══ INFORMATION PROVIDED

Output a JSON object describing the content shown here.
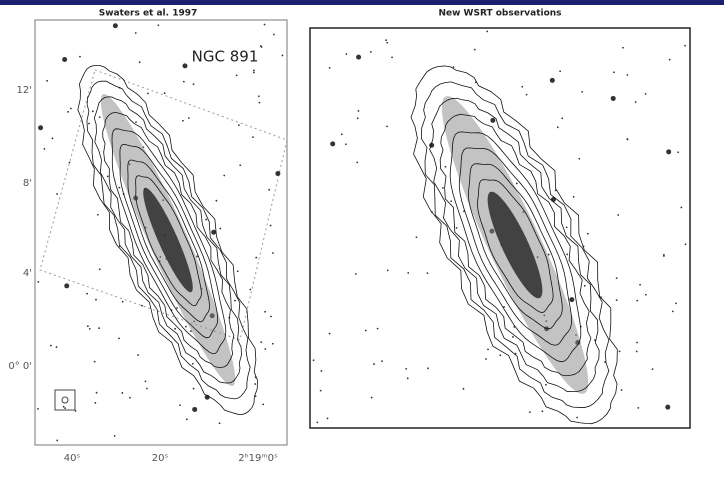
{
  "panels": [
    {
      "title": "Swaters et al. 1997",
      "label": "NGC 891",
      "y_ticks": [
        "12'",
        "8'",
        "4'",
        "0° 0'"
      ],
      "x_ticks": [
        "40ˢ",
        "20ˢ",
        "2ʰ19ᵐ0ˢ"
      ]
    },
    {
      "title": "New WSRT observations"
    }
  ]
}
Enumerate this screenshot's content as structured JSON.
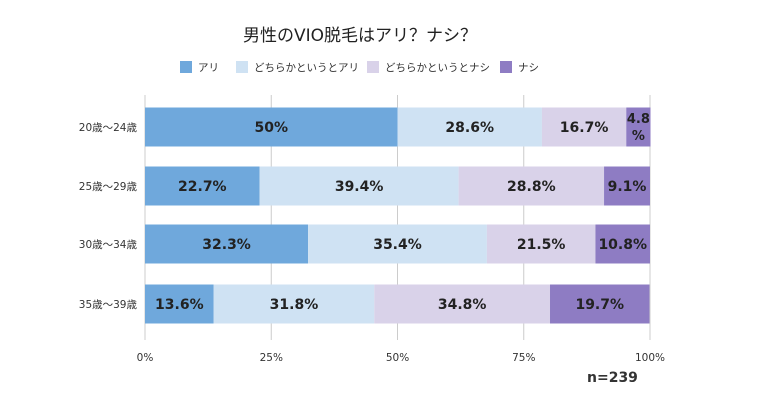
{
  "chart_data": {
    "type": "bar",
    "orientation": "horizontal",
    "stacked": true,
    "title": "男性のVIO脱毛はアリ？ナシ？",
    "categories": [
      "20歳〜24歳",
      "25歳〜29歳",
      "30歳〜34歳",
      "35歳〜39歳"
    ],
    "series": [
      {
        "name": "アリ",
        "color": "#6fa8dc",
        "values": [
          50,
          22.7,
          32.3,
          13.6
        ],
        "labels": [
          "50%",
          "22.7%",
          "32.3%",
          "13.6%"
        ]
      },
      {
        "name": "どちらかというとアリ",
        "color": "#cfe2f3",
        "values": [
          28.6,
          39.4,
          35.4,
          31.8
        ],
        "labels": [
          "28.6%",
          "39.4%",
          "35.4%",
          "31.8%"
        ]
      },
      {
        "name": "どちらかというとナシ",
        "color": "#d9d2e9",
        "values": [
          16.7,
          28.8,
          21.5,
          34.8
        ],
        "labels": [
          "16.7%",
          "28.8%",
          "21.5%",
          "34.8%"
        ]
      },
      {
        "name": "ナシ",
        "color": "#8e7cc3",
        "values": [
          4.8,
          9.1,
          10.8,
          19.7
        ],
        "labels": [
          "4.8%",
          "9.1%",
          "10.8%",
          "19.7%"
        ]
      }
    ],
    "xlim": [
      0,
      100
    ],
    "xticks": [
      "0%",
      "25%",
      "50%",
      "75%",
      "100%"
    ],
    "grid": true,
    "legend_position": "top",
    "annotation": "n=239"
  }
}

════

WORK TO DO: Exactly as they appear, repeat the lines from the one containing "Enumerate this screenshot's" through the last line of the entries, counting both ends. Pictures stay out.

EXERCISE OUTPUT:
Enumerate this screenshot's content as structured JSON.
{
  "chart_data": {
    "type": "bar",
    "orientation": "horizontal",
    "stacked": true,
    "title": "男性のVIO脱毛はアリ？ナシ？",
    "categories": [
      "20歳〜24歳",
      "25歳〜29歳",
      "30歳〜34歳",
      "35歳〜39歳"
    ],
    "series": [
      {
        "name": "アリ",
        "color": "#6fa8dc",
        "values": [
          50,
          22.7,
          32.3,
          13.6
        ],
        "labels": [
          "50%",
          "22.7%",
          "32.3%",
          "13.6%"
        ]
      },
      {
        "name": "どちらかというとアリ",
        "color": "#cfe2f3",
        "values": [
          28.6,
          39.4,
          35.4,
          31.8
        ],
        "labels": [
          "28.6%",
          "39.4%",
          "35.4%",
          "31.8%"
        ]
      },
      {
        "name": "どちらかというとナシ",
        "color": "#d9d2e9",
        "values": [
          16.7,
          28.8,
          21.5,
          34.8
        ],
        "labels": [
          "16.7%",
          "28.8%",
          "21.5%",
          "34.8%"
        ]
      },
      {
        "name": "ナシ",
        "color": "#8e7cc3",
        "values": [
          4.8,
          9.1,
          10.8,
          19.7
        ],
        "labels": [
          "4.8%",
          "9.1%",
          "10.8%",
          "19.7%"
        ]
      }
    ],
    "xlim": [
      0,
      100
    ],
    "xticks": [
      "0%",
      "25%",
      "50%",
      "75%",
      "100%"
    ],
    "grid": true,
    "legend_position": "top",
    "annotation": "n=239"
  }
}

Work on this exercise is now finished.